══ Recorded data ══
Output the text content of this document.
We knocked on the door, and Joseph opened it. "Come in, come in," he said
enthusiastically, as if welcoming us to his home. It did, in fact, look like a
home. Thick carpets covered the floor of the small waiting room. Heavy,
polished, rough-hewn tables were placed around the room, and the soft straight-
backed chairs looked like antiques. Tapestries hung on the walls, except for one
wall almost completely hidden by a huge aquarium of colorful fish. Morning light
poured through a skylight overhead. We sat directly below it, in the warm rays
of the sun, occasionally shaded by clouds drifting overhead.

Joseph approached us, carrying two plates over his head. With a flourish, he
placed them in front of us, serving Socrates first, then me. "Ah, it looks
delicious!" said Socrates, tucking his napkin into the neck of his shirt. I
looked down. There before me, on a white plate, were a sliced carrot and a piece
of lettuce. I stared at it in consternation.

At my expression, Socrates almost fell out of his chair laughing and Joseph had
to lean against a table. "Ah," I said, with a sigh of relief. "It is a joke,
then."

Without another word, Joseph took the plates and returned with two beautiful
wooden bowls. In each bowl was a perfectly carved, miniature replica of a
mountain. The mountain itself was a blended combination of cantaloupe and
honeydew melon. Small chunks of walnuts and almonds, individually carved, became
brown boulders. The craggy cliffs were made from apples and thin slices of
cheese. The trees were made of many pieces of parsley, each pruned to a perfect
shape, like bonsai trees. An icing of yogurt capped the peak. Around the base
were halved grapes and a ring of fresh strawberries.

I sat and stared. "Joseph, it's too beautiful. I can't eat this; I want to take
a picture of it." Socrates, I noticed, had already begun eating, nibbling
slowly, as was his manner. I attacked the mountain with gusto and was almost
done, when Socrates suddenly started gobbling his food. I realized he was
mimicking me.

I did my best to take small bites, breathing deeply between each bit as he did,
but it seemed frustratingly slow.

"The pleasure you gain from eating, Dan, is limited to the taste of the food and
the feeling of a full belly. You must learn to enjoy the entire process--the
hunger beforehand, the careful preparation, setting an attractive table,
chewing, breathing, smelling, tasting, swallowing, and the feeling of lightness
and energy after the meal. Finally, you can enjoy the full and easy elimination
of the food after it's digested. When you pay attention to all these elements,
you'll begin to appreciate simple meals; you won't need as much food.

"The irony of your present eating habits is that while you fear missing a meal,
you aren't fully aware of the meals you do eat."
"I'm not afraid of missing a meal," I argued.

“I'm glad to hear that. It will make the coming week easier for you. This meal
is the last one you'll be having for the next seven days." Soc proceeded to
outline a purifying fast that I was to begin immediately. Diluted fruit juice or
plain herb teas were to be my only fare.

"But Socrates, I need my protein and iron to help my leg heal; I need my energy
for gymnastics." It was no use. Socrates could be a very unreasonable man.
═══
The answer must consist of all the entries, copied exactly.

Output the text content of this document.
We knocked on the door, and Joseph opened it. "Come in, come in," he said
enthusiastically, as if welcoming us to his home. It did, in fact, look like a
home. Thick carpets covered the floor of the small waiting room. Heavy,
polished, rough-hewn tables were placed around the room, and the soft straight-
backed chairs looked like antiques. Tapestries hung on the walls, except for one
wall almost completely hidden by a huge aquarium of colorful fish. Morning light
poured through a skylight overhead. We sat directly below it, in the warm rays
of the sun, occasionally shaded by clouds drifting overhead.

Joseph approached us, carrying two plates over his head. With a flourish, he
placed them in front of us, serving Socrates first, then me. "Ah, it looks
delicious!" said Socrates, tucking his napkin into the neck of his shirt. I
looked down. There before me, on a white plate, were a sliced carrot and a piece
of lettuce. I stared at it in consternation.

At my expression, Socrates almost fell out of his chair laughing and Joseph had
to lean against a table. "Ah," I said, with a sigh of relief. "It is a joke,
then."

Without another word, Joseph took the plates and returned with two beautiful
wooden bowls. In each bowl was a perfectly carved, miniature replica of a
mountain. The mountain itself was a blended combination of cantaloupe and
honeydew melon. Small chunks of walnuts and almonds, individually carved, became
brown boulders. The craggy cliffs were made from apples and thin slices of
cheese. The trees were made of many pieces of parsley, each pruned to a perfect
shape, like bonsai trees. An icing of yogurt capped the peak. Around the base
were halved grapes and a ring of fresh strawberries.

I sat and stared. "Joseph, it's too beautiful. I can't eat this; I want to take
a picture of it." Socrates, I noticed, had already begun eating, nibbling
slowly, as was his manner. I attacked the mountain with gusto and was almost
done, when Socrates suddenly started gobbling his food. I realized he was
mimicking me.

I did my best to take small bites, breathing deeply between each bit as he did,
but it seemed frustratingly slow.

"The pleasure you gain from eating, Dan, is limited to the taste of the food and
the feeling of a full belly. You must learn to enjoy the entire process--the
hunger beforehand, the careful preparation, setting an attractive table,
chewing, breathing, smelling, tasting, swallowing, and the feeling of lightness
and energy after the meal. Finally, you can enjoy the full and easy elimination
of the food after it's digested. When you pay attention to all these elements,
you'll begin to appreciate simple meals; you won't need as much food.

"The irony of your present eating habits is that while you fear missing a meal,
you aren't fully aware of the meals you do eat."
"I'm not afraid of missing a meal," I argued.

“I'm glad to hear that. It will make the coming week easier for you. This meal
is the last one you'll be having for the next seven days." Soc proceeded to
outline a purifying fast that I was to begin immediately. Diluted fruit juice or
plain herb teas were to be my only fare.

"But Socrates, I need my protein and iron to help my leg heal; I need my energy
for gymnastics." It was no use. Socrates could be a very unreasonable man.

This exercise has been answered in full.